▶ [TASK DESCRIPTION] Narrow the data below down to the lines containing "Displaying".

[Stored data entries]
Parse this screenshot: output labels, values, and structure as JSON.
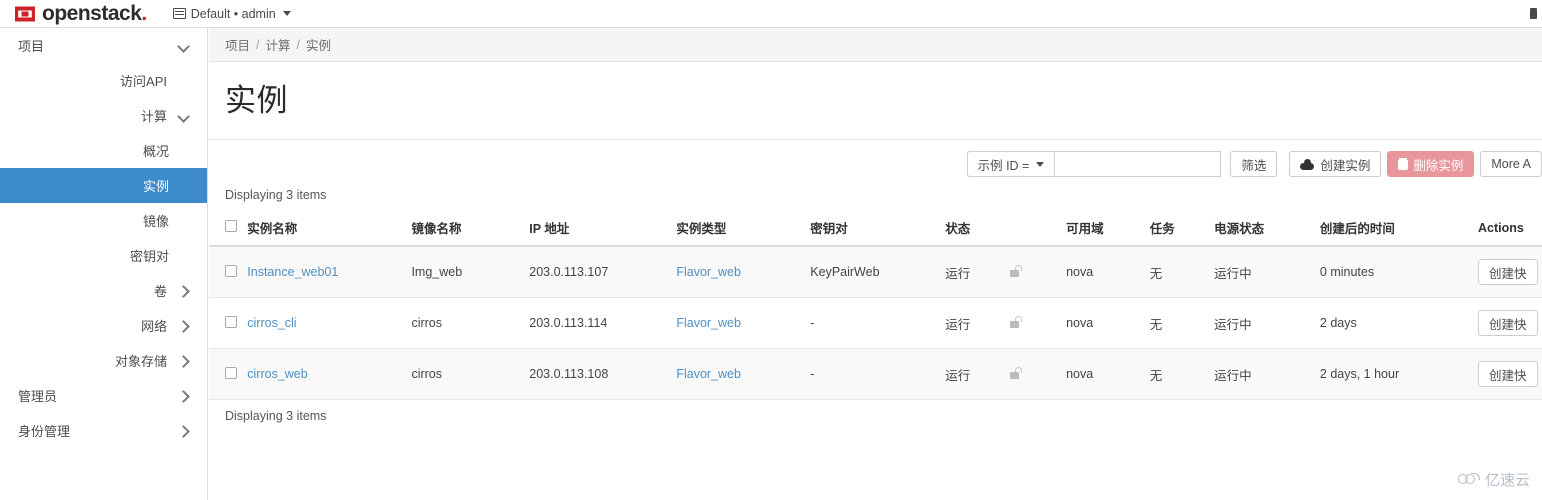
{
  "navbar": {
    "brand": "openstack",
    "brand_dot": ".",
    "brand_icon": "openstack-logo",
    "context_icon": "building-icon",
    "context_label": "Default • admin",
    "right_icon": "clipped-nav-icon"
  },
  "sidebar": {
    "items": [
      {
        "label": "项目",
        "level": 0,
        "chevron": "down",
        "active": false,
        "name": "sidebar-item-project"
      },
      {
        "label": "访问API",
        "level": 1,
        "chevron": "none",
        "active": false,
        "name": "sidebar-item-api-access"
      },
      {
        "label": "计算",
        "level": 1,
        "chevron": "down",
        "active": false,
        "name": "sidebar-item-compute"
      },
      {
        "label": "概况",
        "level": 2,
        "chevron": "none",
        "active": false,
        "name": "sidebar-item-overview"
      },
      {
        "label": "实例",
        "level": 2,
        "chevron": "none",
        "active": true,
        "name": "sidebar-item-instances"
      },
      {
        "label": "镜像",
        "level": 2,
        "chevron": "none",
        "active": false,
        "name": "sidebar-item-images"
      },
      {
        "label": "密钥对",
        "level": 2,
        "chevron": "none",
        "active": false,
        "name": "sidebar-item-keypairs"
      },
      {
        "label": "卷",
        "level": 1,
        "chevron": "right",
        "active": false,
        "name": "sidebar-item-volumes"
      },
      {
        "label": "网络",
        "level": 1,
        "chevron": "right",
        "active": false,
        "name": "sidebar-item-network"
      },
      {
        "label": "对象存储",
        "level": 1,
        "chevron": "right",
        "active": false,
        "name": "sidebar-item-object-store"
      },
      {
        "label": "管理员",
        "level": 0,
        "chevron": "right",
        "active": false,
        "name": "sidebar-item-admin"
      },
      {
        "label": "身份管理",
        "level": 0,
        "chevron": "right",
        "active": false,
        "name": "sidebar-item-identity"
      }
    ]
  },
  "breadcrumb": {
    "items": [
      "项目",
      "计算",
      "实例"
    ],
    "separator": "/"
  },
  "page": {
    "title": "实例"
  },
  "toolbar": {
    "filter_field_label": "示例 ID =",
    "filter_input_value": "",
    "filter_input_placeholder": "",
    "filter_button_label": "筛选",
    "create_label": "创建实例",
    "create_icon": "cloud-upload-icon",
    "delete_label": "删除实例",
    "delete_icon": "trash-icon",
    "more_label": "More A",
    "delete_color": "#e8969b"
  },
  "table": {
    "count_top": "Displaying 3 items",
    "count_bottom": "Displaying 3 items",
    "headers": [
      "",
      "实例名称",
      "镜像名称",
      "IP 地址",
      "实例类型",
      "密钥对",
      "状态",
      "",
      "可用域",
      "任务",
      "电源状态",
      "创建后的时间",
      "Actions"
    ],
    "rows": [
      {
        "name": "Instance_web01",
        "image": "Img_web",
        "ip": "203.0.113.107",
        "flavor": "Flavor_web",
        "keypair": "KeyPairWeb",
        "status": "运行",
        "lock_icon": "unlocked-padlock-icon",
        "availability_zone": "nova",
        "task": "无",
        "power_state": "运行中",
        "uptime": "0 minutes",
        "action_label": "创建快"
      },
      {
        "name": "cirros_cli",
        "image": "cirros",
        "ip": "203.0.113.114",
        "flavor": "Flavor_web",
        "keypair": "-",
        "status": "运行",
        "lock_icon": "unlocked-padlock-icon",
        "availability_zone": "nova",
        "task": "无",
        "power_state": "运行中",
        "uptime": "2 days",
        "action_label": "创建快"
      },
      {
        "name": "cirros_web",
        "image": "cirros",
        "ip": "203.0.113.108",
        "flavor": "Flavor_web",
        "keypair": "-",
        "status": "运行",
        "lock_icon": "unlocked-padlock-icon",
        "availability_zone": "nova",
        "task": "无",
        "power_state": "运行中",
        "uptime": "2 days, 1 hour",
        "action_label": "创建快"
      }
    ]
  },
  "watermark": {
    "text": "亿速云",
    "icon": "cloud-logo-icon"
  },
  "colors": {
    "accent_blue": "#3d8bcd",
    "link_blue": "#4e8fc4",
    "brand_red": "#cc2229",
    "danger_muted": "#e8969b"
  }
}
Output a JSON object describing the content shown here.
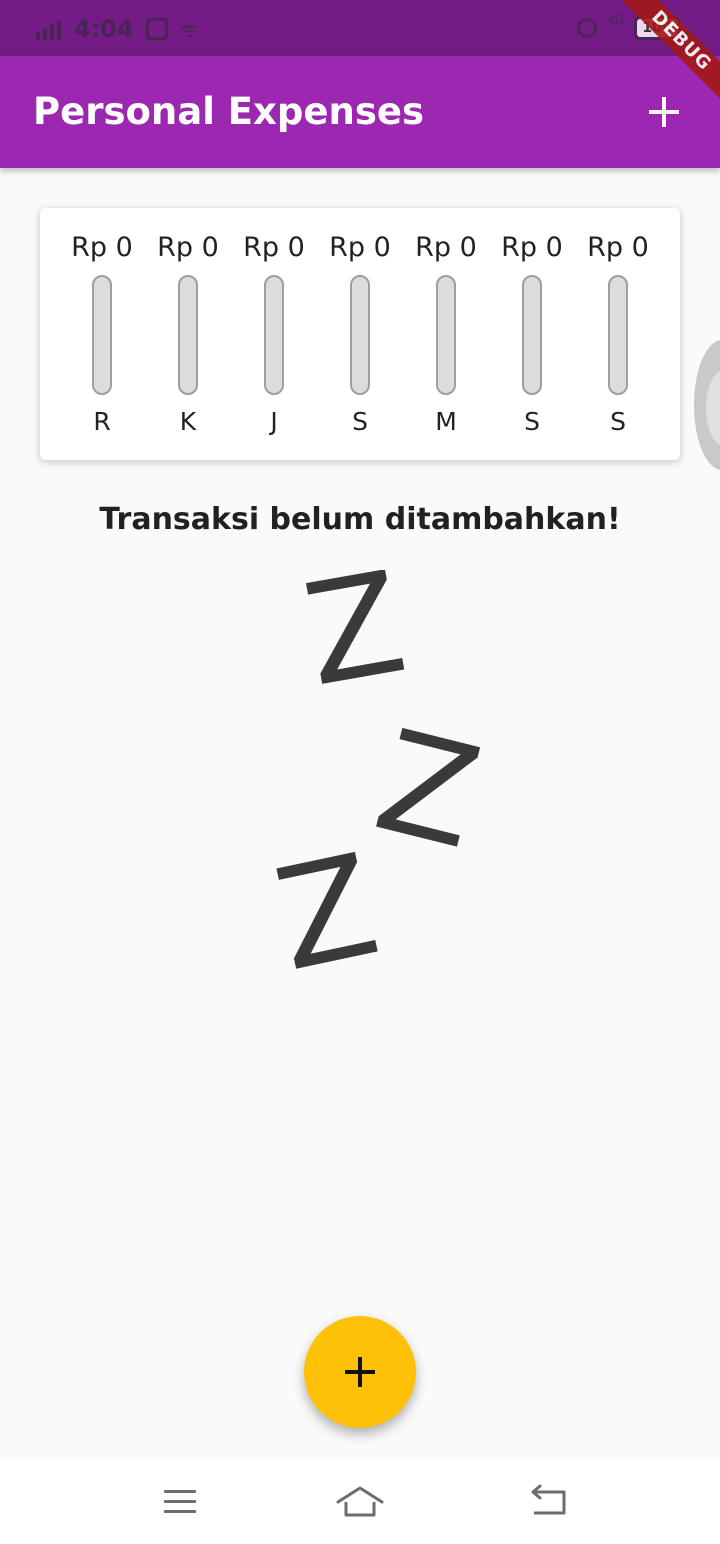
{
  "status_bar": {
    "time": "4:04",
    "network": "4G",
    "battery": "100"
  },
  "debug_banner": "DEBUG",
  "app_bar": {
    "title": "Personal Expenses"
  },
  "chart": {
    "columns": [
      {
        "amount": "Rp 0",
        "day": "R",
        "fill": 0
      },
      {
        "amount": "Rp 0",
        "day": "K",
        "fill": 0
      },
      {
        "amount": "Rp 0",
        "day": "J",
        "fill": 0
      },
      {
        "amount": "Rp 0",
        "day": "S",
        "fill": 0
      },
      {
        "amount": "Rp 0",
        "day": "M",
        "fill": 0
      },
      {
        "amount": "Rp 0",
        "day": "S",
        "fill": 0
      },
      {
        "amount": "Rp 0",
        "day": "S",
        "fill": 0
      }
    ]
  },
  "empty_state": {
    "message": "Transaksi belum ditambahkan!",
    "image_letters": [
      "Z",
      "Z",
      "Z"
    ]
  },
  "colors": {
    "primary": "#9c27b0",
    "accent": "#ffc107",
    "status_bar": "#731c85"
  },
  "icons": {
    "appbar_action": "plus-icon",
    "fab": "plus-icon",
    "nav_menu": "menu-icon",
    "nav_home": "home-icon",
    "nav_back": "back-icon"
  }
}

▶ [ANSWER BELOW]
    "count_top": "Displaying 3 items",
    "count_bottom": "Displaying 3 items",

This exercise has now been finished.